>> start Data extract

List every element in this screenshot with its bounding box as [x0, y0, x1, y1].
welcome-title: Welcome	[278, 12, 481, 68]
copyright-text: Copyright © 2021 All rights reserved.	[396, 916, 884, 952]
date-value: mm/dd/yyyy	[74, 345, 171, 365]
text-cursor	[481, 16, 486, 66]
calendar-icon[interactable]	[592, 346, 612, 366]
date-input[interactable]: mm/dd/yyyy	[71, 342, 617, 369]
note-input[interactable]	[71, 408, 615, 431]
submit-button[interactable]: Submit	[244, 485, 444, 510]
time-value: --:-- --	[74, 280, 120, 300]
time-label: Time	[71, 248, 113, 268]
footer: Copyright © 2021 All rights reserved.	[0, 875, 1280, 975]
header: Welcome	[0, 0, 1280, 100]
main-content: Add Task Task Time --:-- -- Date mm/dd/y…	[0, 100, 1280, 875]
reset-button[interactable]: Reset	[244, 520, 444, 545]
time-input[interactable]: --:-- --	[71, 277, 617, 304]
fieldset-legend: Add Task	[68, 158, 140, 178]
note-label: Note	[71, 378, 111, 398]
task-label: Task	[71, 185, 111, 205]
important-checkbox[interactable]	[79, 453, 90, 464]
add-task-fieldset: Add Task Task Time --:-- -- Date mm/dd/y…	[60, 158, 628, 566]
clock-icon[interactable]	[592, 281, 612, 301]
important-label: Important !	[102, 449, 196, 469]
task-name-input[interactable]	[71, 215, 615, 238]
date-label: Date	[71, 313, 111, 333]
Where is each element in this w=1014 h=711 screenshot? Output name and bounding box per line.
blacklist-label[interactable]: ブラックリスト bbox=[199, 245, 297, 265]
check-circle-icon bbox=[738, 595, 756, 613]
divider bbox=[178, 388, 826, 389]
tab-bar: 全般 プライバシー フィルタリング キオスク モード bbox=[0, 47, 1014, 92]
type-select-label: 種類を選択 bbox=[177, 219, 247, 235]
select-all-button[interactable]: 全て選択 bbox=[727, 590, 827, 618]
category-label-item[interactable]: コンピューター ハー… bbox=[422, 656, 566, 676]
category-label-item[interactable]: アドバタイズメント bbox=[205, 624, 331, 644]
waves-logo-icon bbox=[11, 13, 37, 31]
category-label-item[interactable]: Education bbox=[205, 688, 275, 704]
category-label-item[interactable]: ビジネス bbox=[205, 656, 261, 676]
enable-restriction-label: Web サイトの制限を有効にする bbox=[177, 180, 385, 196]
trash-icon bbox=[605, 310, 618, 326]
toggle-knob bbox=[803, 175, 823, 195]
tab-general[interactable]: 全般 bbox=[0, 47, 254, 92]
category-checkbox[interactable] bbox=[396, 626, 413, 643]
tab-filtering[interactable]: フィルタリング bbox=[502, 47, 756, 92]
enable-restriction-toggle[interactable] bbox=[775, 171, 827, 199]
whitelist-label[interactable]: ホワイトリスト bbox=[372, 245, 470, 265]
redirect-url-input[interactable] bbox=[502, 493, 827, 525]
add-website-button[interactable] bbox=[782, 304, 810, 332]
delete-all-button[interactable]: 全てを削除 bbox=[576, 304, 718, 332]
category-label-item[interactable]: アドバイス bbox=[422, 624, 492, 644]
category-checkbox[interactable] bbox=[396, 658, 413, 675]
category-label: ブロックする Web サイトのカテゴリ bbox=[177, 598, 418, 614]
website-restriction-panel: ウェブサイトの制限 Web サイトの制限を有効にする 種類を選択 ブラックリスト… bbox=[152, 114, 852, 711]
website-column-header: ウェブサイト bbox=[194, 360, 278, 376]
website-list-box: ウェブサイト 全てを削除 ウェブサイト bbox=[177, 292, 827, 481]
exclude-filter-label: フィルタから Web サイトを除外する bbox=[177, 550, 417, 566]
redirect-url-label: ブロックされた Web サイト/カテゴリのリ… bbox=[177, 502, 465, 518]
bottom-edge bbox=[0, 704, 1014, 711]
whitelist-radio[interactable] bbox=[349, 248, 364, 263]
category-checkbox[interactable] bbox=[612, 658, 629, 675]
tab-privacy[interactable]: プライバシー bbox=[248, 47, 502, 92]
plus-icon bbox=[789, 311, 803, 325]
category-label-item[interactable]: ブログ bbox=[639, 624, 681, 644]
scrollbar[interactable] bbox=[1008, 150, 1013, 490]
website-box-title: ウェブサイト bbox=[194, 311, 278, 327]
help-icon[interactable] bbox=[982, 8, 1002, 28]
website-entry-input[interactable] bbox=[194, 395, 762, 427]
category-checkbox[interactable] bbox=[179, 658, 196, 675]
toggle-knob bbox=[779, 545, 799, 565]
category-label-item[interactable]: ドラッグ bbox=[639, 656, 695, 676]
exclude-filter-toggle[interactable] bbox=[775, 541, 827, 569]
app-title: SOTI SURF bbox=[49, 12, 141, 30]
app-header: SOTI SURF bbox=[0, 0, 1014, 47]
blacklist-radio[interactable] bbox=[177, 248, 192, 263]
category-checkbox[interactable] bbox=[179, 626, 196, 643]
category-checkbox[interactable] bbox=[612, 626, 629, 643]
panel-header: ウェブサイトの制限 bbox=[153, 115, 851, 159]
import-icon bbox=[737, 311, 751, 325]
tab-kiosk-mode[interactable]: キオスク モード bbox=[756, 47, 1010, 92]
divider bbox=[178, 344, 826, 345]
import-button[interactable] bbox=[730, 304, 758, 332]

>> end Data extract

● **Exercise requirements**: Set out every line of the rows above as a numbered list, skipping any blank lines.

● **Task output**:
1. List every element in this screenshot with its bounding box as [x0, y0, x1, y1].
2. welcome-title: Welcome	[278, 12, 481, 68]
3. copyright-text: Copyright © 2021 All rights reserved.	[396, 916, 884, 952]
4. date-value: mm/dd/yyyy	[74, 345, 171, 365]
5. text-cursor	[481, 16, 486, 66]
6. calendar-icon[interactable]	[592, 346, 612, 366]
7. date-input[interactable]: mm/dd/yyyy	[71, 342, 617, 369]
8. note-input[interactable]	[71, 408, 615, 431]
9. submit-button[interactable]: Submit	[244, 485, 444, 510]
10. time-value: --:-- --	[74, 280, 120, 300]
11. time-label: Time	[71, 248, 113, 268]
12. footer: Copyright © 2021 All rights reserved.	[0, 875, 1280, 975]
13. header: Welcome	[0, 0, 1280, 100]
14. main-content: Add Task Task Time --:-- -- Date mm/dd/y…	[0, 100, 1280, 875]
15. reset-button[interactable]: Reset	[244, 520, 444, 545]
16. time-input[interactable]: --:-- --	[71, 277, 617, 304]
17. fieldset-legend: Add Task	[68, 158, 140, 178]
18. note-label: Note	[71, 378, 111, 398]
19. task-label: Task	[71, 185, 111, 205]
20. important-checkbox[interactable]	[79, 453, 90, 464]
21. add-task-fieldset: Add Task Task Time --:-- -- Date mm/dd/y…	[60, 158, 628, 566]
22. clock-icon[interactable]	[592, 281, 612, 301]
23. important-label: Important !	[102, 449, 196, 469]
24. task-name-input[interactable]	[71, 215, 615, 238]
25. date-label: Date	[71, 313, 111, 333]
26. Where is each element in this w=1014 h=711 screenshot? Output name and bounding box per line.
27. blacklist-label[interactable]: ブラックリスト bbox=[199, 245, 297, 265]
28. check-circle-icon bbox=[738, 595, 756, 613]
29. divider bbox=[178, 388, 826, 389]
30. tab-bar: 全般 プライバシー フィルタリング キオスク モード bbox=[0, 47, 1014, 92]
31. type-select-label: 種類を選択 bbox=[177, 219, 247, 235]
32. select-all-button[interactable]: 全て選択 bbox=[727, 590, 827, 618]
33. category-label-item[interactable]: コンピューター ハー… bbox=[422, 656, 566, 676]
34. category-label-item[interactable]: アドバタイズメント bbox=[205, 624, 331, 644]
35. waves-logo-icon bbox=[11, 13, 37, 31]
36. category-label-item[interactable]: Education bbox=[205, 688, 275, 704]
37. category-label-item[interactable]: ビジネス bbox=[205, 656, 261, 676]
38. enable-restriction-label: Web サイトの制限を有効にする bbox=[177, 180, 385, 196]
39. trash-icon bbox=[605, 310, 618, 326]
40. toggle-knob bbox=[803, 175, 823, 195]
41. tab-general[interactable]: 全般 bbox=[0, 47, 254, 92]
42. category-checkbox[interactable] bbox=[396, 626, 413, 643]
43. tab-filtering[interactable]: フィルタリング bbox=[502, 47, 756, 92]
44. enable-restriction-toggle[interactable] bbox=[775, 171, 827, 199]
45. whitelist-label[interactable]: ホワイトリスト bbox=[372, 245, 470, 265]
46. redirect-url-input[interactable] bbox=[502, 493, 827, 525]
47. add-website-button[interactable] bbox=[782, 304, 810, 332]
48. delete-all-button[interactable]: 全てを削除 bbox=[576, 304, 718, 332]
49. category-label-item[interactable]: アドバイス bbox=[422, 624, 492, 644]
50. category-checkbox[interactable] bbox=[396, 658, 413, 675]
51. category-label: ブロックする Web サイトのカテゴリ bbox=[177, 598, 418, 614]
52. website-restriction-panel: ウェブサイトの制限 Web サイトの制限を有効にする 種類を選択 ブラックリスト… bbox=[152, 114, 852, 711]
53. website-column-header: ウェブサイト bbox=[194, 360, 278, 376]
54. website-list-box: ウェブサイト 全てを削除 ウェブサイト bbox=[177, 292, 827, 481]
55. exclude-filter-label: フィルタから Web サイトを除外する bbox=[177, 550, 417, 566]
56. redirect-url-label: ブロックされた Web サイト/カテゴリのリ… bbox=[177, 502, 465, 518]
57. bottom-edge bbox=[0, 704, 1014, 711]
58. whitelist-radio[interactable] bbox=[349, 248, 364, 263]
59. category-checkbox[interactable] bbox=[612, 658, 629, 675]
60. tab-privacy[interactable]: プライバシー bbox=[248, 47, 502, 92]
61. plus-icon bbox=[789, 311, 803, 325]
62. category-label-item[interactable]: ブログ bbox=[639, 624, 681, 644]
63. scrollbar[interactable] bbox=[1008, 150, 1013, 490]
64. website-box-title: ウェブサイト bbox=[194, 311, 278, 327]
65. help-icon[interactable] bbox=[982, 8, 1002, 28]
66. website-entry-input[interactable] bbox=[194, 395, 762, 427]
67. category-checkbox[interactable] bbox=[179, 658, 196, 675]
68. toggle-knob bbox=[779, 545, 799, 565]
69. category-label-item[interactable]: ドラッグ bbox=[639, 656, 695, 676]
70. exclude-filter-toggle[interactable] bbox=[775, 541, 827, 569]
71. app-title: SOTI SURF bbox=[49, 12, 141, 30]
72. app-header: SOTI SURF bbox=[0, 0, 1014, 47]
73. blacklist-radio[interactable] bbox=[177, 248, 192, 263]
74. category-checkbox[interactable] bbox=[179, 626, 196, 643]
75. category-checkbox[interactable] bbox=[612, 626, 629, 643]
76. panel-header: ウェブサイトの制限 bbox=[153, 115, 851, 159]
77. import-icon bbox=[737, 311, 751, 325]
78. tab-kiosk-mode[interactable]: キオスク モード bbox=[756, 47, 1010, 92]
79. divider bbox=[178, 344, 826, 345]
80. import-button[interactable] bbox=[730, 304, 758, 332]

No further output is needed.